--- Start Source material ---

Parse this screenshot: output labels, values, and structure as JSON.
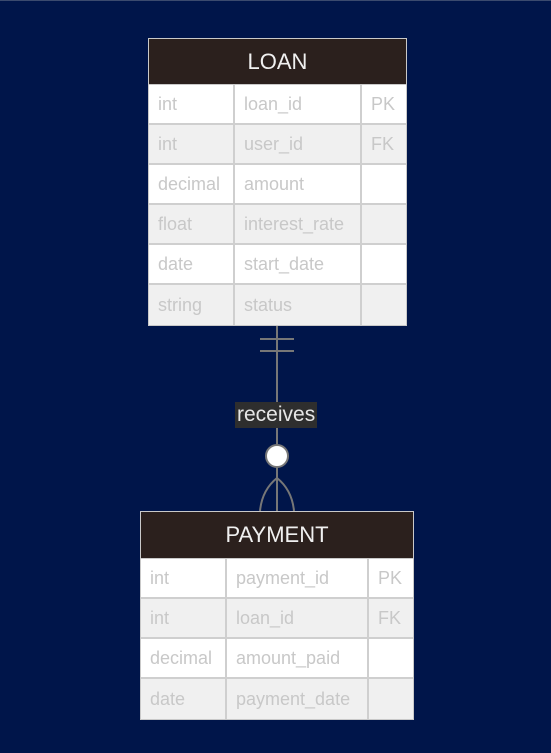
{
  "entities": [
    {
      "name": "LOAN",
      "attributes": [
        {
          "type": "int",
          "name": "loan_id",
          "key": "PK"
        },
        {
          "type": "int",
          "name": "user_id",
          "key": "FK"
        },
        {
          "type": "decimal",
          "name": "amount",
          "key": ""
        },
        {
          "type": "float",
          "name": "interest_rate",
          "key": ""
        },
        {
          "type": "date",
          "name": "start_date",
          "key": ""
        },
        {
          "type": "string",
          "name": "status",
          "key": ""
        }
      ]
    },
    {
      "name": "PAYMENT",
      "attributes": [
        {
          "type": "int",
          "name": "payment_id",
          "key": "PK"
        },
        {
          "type": "int",
          "name": "loan_id",
          "key": "FK"
        },
        {
          "type": "decimal",
          "name": "amount_paid",
          "key": ""
        },
        {
          "type": "date",
          "name": "payment_date",
          "key": ""
        }
      ]
    }
  ],
  "relationship": {
    "label": "receives",
    "from": "LOAN",
    "to": "PAYMENT",
    "from_cardinality": "exactly-one",
    "to_cardinality": "zero-or-many"
  },
  "colors": {
    "background": "#00154a",
    "header": "#2b201d",
    "line": "#777777"
  }
}
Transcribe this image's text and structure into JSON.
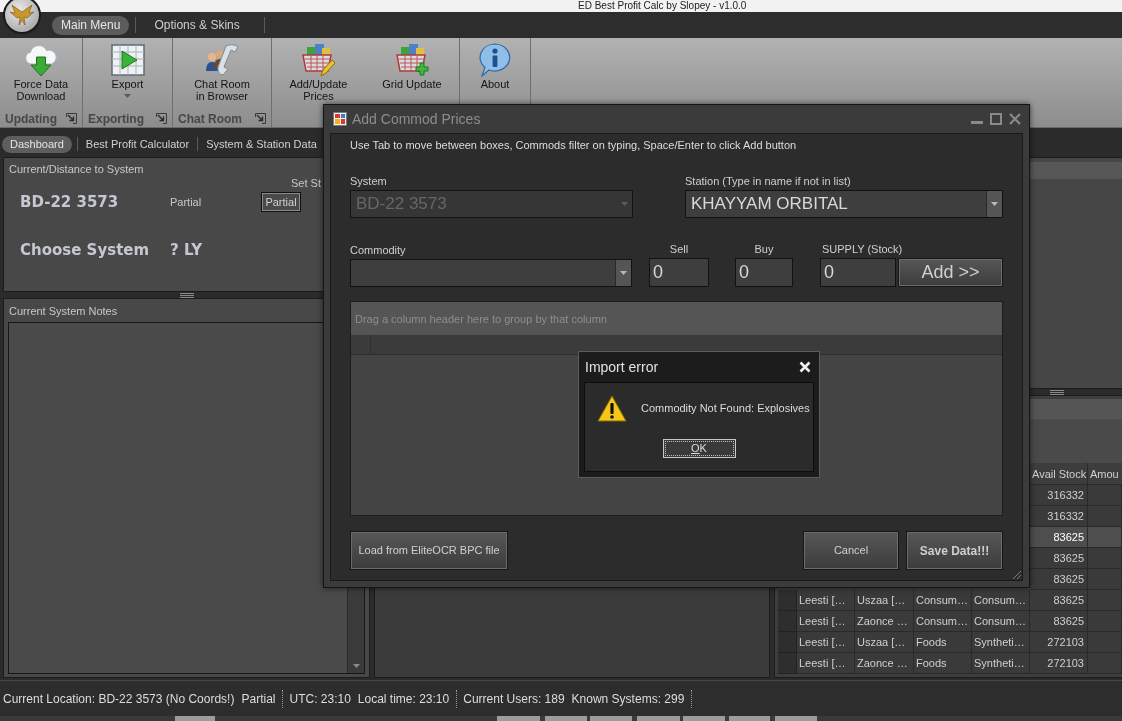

--- End Source material ---

▶ **Short task**:
Repeat the lines above exactly, and keep every picture out.

▶ **Problem solution**:
Parse this screenshot: output labels, values, and structure as JSON.
{
  "entities": [
    {
      "name": "LOAN",
      "attributes": [
        {
          "type": "int",
          "name": "loan_id",
          "key": "PK"
        },
        {
          "type": "int",
          "name": "user_id",
          "key": "FK"
        },
        {
          "type": "decimal",
          "name": "amount",
          "key": ""
        },
        {
          "type": "float",
          "name": "interest_rate",
          "key": ""
        },
        {
          "type": "date",
          "name": "start_date",
          "key": ""
        },
        {
          "type": "string",
          "name": "status",
          "key": ""
        }
      ]
    },
    {
      "name": "PAYMENT",
      "attributes": [
        {
          "type": "int",
          "name": "payment_id",
          "key": "PK"
        },
        {
          "type": "int",
          "name": "loan_id",
          "key": "FK"
        },
        {
          "type": "decimal",
          "name": "amount_paid",
          "key": ""
        },
        {
          "type": "date",
          "name": "payment_date",
          "key": ""
        }
      ]
    }
  ],
  "relationship": {
    "label": "receives",
    "from": "LOAN",
    "to": "PAYMENT",
    "from_cardinality": "exactly-one",
    "to_cardinality": "zero-or-many"
  },
  "colors": {
    "background": "#00154a",
    "header": "#2b201d",
    "line": "#777777"
  }
}
Transcribe this image's text and structure into JSON.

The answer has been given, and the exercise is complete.